▸ Rows from a dataset:
□ □ □ □

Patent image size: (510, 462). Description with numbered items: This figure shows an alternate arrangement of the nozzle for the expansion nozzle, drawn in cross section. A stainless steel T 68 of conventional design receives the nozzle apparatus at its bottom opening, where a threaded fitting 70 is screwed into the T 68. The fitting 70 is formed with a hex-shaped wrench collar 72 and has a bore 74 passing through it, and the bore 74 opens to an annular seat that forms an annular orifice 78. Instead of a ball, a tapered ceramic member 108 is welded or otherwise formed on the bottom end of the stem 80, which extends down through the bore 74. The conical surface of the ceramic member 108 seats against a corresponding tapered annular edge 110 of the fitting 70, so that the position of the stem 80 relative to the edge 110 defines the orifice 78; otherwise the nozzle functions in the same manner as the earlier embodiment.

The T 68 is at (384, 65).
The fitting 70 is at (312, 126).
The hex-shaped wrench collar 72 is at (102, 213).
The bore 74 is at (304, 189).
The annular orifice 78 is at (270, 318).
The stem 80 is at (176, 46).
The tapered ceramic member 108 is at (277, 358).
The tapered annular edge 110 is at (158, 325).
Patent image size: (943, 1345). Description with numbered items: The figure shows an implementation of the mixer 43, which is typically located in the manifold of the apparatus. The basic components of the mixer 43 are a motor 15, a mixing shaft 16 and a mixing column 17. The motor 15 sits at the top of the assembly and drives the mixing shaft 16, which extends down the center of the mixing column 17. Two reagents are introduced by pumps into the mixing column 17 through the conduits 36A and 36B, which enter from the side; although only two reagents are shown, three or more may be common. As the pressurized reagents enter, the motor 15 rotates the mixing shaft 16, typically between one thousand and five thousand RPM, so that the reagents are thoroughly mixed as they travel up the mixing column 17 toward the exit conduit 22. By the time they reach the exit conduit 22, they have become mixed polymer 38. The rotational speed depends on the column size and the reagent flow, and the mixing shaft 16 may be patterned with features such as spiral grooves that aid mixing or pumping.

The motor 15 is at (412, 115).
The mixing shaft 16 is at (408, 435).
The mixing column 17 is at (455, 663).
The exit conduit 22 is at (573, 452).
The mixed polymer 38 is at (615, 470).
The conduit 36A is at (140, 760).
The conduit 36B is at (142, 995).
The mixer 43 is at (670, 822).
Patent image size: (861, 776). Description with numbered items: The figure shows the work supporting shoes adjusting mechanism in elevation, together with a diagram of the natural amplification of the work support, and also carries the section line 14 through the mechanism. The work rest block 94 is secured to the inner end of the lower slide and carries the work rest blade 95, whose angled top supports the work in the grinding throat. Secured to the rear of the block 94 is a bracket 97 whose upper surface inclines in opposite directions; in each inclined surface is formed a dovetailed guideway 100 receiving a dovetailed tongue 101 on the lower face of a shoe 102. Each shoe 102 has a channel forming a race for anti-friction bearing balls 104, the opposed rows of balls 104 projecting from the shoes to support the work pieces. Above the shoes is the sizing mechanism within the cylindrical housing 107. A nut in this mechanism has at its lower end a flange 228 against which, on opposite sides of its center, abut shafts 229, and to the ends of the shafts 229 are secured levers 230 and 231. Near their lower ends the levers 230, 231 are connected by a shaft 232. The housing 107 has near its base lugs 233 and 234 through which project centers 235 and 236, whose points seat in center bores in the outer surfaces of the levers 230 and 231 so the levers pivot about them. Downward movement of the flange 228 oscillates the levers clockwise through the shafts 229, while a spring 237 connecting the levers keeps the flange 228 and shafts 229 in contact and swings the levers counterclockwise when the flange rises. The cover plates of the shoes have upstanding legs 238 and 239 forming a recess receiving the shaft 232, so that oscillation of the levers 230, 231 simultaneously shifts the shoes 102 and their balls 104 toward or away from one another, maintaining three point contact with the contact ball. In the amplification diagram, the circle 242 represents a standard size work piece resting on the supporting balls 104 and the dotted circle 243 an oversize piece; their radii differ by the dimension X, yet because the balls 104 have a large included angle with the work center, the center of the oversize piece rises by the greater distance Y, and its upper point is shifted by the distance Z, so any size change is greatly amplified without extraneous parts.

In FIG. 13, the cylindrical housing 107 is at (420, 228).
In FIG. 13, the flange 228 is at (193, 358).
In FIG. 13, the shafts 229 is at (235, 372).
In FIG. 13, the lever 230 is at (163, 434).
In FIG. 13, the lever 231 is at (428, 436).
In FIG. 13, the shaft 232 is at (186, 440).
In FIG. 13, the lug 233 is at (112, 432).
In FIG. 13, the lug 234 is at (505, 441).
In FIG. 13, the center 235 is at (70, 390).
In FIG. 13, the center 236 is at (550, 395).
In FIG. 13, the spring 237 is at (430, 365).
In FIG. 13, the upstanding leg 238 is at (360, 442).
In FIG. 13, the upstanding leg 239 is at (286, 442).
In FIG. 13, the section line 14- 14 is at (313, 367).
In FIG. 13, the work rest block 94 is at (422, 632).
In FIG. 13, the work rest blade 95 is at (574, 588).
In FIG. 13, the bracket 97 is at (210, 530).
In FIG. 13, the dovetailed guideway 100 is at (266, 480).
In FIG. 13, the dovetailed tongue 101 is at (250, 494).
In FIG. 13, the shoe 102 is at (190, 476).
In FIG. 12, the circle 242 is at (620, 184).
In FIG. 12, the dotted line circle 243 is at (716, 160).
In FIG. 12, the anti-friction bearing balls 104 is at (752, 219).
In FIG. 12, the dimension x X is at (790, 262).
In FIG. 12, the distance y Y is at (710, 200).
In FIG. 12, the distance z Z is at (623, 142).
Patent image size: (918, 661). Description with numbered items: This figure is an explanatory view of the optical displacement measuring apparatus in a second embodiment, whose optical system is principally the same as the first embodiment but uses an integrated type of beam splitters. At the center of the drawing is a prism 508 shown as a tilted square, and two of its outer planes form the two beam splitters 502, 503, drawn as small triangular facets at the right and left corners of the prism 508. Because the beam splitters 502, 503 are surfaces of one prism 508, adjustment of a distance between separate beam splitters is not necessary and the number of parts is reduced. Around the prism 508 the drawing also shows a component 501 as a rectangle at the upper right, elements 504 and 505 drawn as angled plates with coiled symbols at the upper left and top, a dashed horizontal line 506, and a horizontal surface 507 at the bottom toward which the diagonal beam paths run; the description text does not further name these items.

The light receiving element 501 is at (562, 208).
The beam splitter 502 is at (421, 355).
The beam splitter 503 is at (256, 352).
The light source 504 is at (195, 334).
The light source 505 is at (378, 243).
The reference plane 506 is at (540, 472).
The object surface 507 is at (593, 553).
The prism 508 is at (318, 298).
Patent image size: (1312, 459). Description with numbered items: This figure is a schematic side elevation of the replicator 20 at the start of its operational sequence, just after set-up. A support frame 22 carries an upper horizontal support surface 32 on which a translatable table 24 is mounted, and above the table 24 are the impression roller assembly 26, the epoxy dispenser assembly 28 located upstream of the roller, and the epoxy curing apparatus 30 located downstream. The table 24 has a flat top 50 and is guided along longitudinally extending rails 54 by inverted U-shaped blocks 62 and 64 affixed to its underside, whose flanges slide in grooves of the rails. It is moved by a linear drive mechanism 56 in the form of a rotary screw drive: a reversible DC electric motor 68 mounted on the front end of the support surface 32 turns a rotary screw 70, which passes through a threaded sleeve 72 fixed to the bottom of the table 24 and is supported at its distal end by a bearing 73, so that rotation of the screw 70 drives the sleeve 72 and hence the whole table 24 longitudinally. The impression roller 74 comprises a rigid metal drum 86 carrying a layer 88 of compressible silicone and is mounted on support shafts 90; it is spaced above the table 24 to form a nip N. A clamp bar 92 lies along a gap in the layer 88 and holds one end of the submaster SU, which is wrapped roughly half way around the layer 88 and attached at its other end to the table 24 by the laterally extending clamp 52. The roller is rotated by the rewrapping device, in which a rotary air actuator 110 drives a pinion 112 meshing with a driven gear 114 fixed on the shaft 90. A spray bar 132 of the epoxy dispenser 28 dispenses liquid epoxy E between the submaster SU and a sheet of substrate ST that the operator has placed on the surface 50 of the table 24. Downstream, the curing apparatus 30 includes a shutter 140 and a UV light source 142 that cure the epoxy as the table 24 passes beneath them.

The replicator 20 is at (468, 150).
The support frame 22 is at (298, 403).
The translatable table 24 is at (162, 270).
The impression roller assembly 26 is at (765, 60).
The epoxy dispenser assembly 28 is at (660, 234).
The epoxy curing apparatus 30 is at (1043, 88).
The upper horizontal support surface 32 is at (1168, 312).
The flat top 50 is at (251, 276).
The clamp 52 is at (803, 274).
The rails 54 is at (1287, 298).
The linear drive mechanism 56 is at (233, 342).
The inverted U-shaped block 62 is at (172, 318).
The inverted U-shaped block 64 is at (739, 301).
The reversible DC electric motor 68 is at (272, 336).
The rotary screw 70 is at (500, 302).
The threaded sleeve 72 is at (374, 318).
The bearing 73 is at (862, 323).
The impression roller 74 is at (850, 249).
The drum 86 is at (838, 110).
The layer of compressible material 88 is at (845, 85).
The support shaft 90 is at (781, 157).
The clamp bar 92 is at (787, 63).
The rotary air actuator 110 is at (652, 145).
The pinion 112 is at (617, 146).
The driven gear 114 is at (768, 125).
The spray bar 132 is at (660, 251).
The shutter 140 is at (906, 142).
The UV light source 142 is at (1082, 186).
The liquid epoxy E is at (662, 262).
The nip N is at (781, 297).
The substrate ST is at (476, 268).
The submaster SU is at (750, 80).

□ □ □ □

▸ Problem description:
Please turn the rows from the very first line through the line containing "The T 68 is at (384, 65).", both included, into a numbered list. Leave out any blank lines.

▸ Complete output:
1. Patent image size: (510, 462). Description with numbered items: This figure shows an alternate arrangement of the nozzle for the expansion nozzle, drawn in cross section. A stainless steel T 68 of conventional design receives the nozzle apparatus at its bottom opening, where a threaded fitting 70 is screwed into the T 68. The fitting 70 is formed with a hex-shaped wrench collar 72 and has a bore 74 passing through it, and the bore 74 opens to an annular seat that forms an annular orifice 78. Instead of a ball, a tapered ceramic member 108 is welded or otherwise formed on the bottom end of the stem 80, which extends down through the bore 74. The conical surface of the ceramic member 108 seats against a corresponding tapered annular edge 110 of the fitting 70, so that the position of the stem 80 relative to the edge 110 defines the orifice 78; otherwise the nozzle functions in the same manner as the earlier embodiment.
2. The T 68 is at (384, 65).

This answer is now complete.